**WHAT IS EXPECTED**
In the text about a dialogue system that detects users' emotions, list each acoustic parameter it names as information used to detect those feelings.

___ EXCERPT TO READ ___

The system created by these researchers can be used to automatically adapt the dialogue to the user's situation, so that the machine's response is adequate to the person's emotional state. "Thanks to this new development, the machine will be able to determine how the user feels (emotions) and how s/he intends to continue the dialogue (intentions)", explains one of its creators, David Grill, a professor in UC3M's Computer Science Department.

To detect the user's emotional state, the scientists focused on negative emotions that can make talking with an automatic system frustrating. Specifically, their work considered anger, boredom and doubt. To automatically detect these feelings, information regarding the tone of voice, the speed of speech, the duration of pauses, the energy of the voice signal and so on, up to a total of sixty different acoustic parameters, was used.

In addition, information regarding how the dialogue developed was used to adjust for the probability that the user was in one emotional state or another. For example, if the system did not correctly recognize what the interlocutor wanted to say several times, or if it asked the user to repeat information that s/he had already given, these factors could anger or bore the user when s/he was interacting with the system. Moreover, the authors of the study, which has been published in the Journal on Advances in Signal Processing, point out that it is important that the machine be able to predict how the rest of the dialogue is going to continue. "To that end, we have developed a statistical method that uses earlier dialogues to learn what actions the user is most likely to take at any given moment", the researchers highlight.

___ STORED RECORDS ___

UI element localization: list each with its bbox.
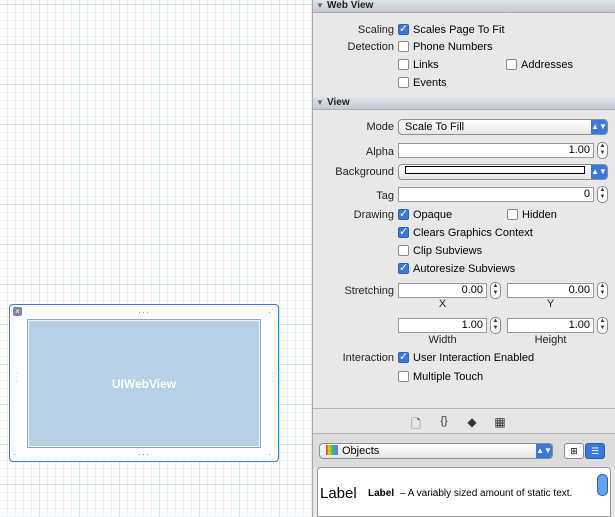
multiple-touch-checkbox[interactable]: Multiple Touch [398, 371, 483, 383]
mode-value: Scale To Fill [405, 121, 465, 133]
objects-select-value: Objects [342, 445, 380, 457]
webview-label: UIWebView [111, 376, 177, 391]
view-section-header[interactable]: ▼ View [313, 97, 615, 110]
library-bar: Objects ▲▼ ⊞ ☰ [313, 433, 615, 468]
checkbox-icon[interactable] [398, 41, 409, 52]
section-title: View [327, 97, 350, 108]
y-caption: Y [546, 298, 555, 310]
checkbox-icon[interactable] [398, 77, 409, 88]
clip-subviews-checkbox[interactable]: Clip Subviews [398, 245, 482, 257]
checkbox-checked-icon[interactable] [398, 350, 409, 363]
hidden-checkbox[interactable]: Hidden [507, 209, 557, 221]
disclosure-triangle-icon[interactable]: ▼ [313, 97, 327, 109]
background-color-popup[interactable]: ▲▼ [398, 164, 608, 180]
background-label: Background [335, 166, 394, 178]
checkbox-icon[interactable] [507, 209, 518, 220]
resize-handle-left[interactable]: · · · [15, 370, 19, 385]
links-checkbox[interactable]: Links [398, 59, 439, 71]
library-item-label[interactable]: Label Label – A variably sized amount of… [317, 467, 611, 517]
uiwebview-element[interactable]: UIWebView [27, 319, 261, 448]
opaque-checkbox[interactable]: Opaque [398, 207, 452, 221]
resize-handle-bottom-left[interactable]: · [13, 450, 17, 459]
list-view-icon[interactable]: ☰ [585, 443, 605, 459]
section-title: Web View [327, 0, 374, 11]
popup-arrows-icon: ▲▼ [591, 120, 607, 134]
resize-handle-right[interactable]: · · · [272, 370, 276, 385]
tag-label: Tag [376, 190, 394, 202]
alpha-field[interactable]: 1.00 [398, 143, 594, 158]
stretch-width-stepper[interactable]: ▲ ▼ [490, 317, 501, 334]
resize-handle-bottom[interactable]: ··· [138, 450, 150, 459]
autoresize-subviews-checkbox[interactable]: Autoresize Subviews [398, 261, 515, 275]
tag-field[interactable]: 0 [398, 187, 594, 202]
checkbox-icon[interactable] [398, 371, 409, 382]
checkbox-icon[interactable] [398, 245, 409, 256]
item-name: Label [368, 488, 395, 499]
mode-popup[interactable]: Scale To Fill ▲▼ [398, 119, 608, 135]
stretching-label: Stretching [344, 285, 394, 297]
stretch-x-stepper[interactable]: ▲ ▼ [490, 282, 501, 299]
checkbox-icon[interactable] [398, 59, 409, 70]
alpha-label: Alpha [365, 146, 394, 158]
stretch-y-field[interactable]: 0.00 [507, 283, 594, 298]
checkbox-icon[interactable] [506, 59, 517, 70]
item-description: – A variably sized amount of static text… [400, 488, 573, 499]
tag-stepper[interactable]: ▲ ▼ [597, 186, 608, 203]
events-checkbox[interactable]: Events [398, 77, 447, 89]
inspector-toolbar: 🗋 {} ◆ ▦ [313, 408, 615, 434]
popup-arrows-icon: ▲▼ [536, 444, 552, 458]
design-canvas[interactable]: × ··· ··· · · · · · · · · · · UIWebView [0, 0, 312, 517]
resize-handle-top-left[interactable]: · [13, 308, 17, 317]
film-icon[interactable]: ▦ [493, 415, 507, 429]
disclosure-triangle-icon[interactable]: ▼ [313, 0, 327, 12]
height-caption: Height [534, 334, 567, 346]
x-caption: X [438, 298, 447, 310]
stretch-height-field[interactable]: 1.00 [507, 318, 594, 333]
addresses-checkbox[interactable]: Addresses [506, 59, 573, 71]
scaling-label: Scaling [357, 24, 394, 36]
scrollbar-thumb[interactable] [597, 474, 608, 496]
resize-handle-top[interactable]: ··· [138, 308, 150, 317]
scales-page-to-fit-checkbox[interactable]: Scales Page To Fit [398, 22, 505, 36]
braces-icon[interactable]: {} [437, 415, 451, 427]
interaction-label: Interaction [342, 352, 394, 364]
resize-handle-top-right[interactable]: · [268, 308, 272, 317]
stretch-height-stepper[interactable]: ▲ ▼ [597, 317, 608, 334]
alpha-stepper[interactable]: ▲ ▼ [597, 142, 608, 159]
stretch-x-field[interactable]: 0.00 [398, 283, 487, 298]
phone-numbers-checkbox[interactable]: Phone Numbers [398, 41, 493, 53]
cube-icon[interactable]: ◆ [465, 415, 479, 429]
webview-selection-frame[interactable]: × ··· ··· · · · · · · · · · · UIWebView [9, 304, 279, 462]
library-icon [326, 445, 338, 455]
stretch-y-stepper[interactable]: ▲ ▼ [597, 282, 608, 299]
checkbox-checked-icon[interactable] [398, 22, 409, 35]
width-caption: Width [428, 334, 457, 346]
resize-handle-bottom-right[interactable]: · [268, 450, 272, 459]
attributes-inspector: ▼Web View Scaling Scales Page To Fit Det… [312, 0, 615, 517]
color-swatch [405, 166, 585, 174]
item-preview: Label [320, 485, 357, 502]
grid-view-icon[interactable]: ⊞ [564, 443, 584, 459]
stretch-width-field[interactable]: 1.00 [398, 318, 487, 333]
detection-label: Detection [347, 41, 394, 53]
drawing-label: Drawing [353, 209, 394, 221]
user-interaction-enabled-checkbox[interactable]: User Interaction Enabled [398, 350, 534, 364]
checkbox-checked-icon[interactable] [398, 207, 409, 220]
mode-label: Mode [366, 121, 394, 133]
clears-graphics-context-checkbox[interactable]: Clears Graphics Context [398, 225, 533, 239]
checkbox-checked-icon[interactable] [398, 225, 409, 238]
popup-arrows-icon: ▲▼ [591, 165, 607, 179]
objects-popup[interactable]: Objects ▲▼ [319, 443, 553, 459]
checkbox-checked-icon[interactable] [398, 261, 409, 274]
web-view-section-header[interactable]: ▼ Web View [313, 0, 615, 13]
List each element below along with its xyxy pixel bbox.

___

**SOLUTION BELOW**
- Tone of voice
- Speed of speech
- Duration of pauses
- Energy of the voice signal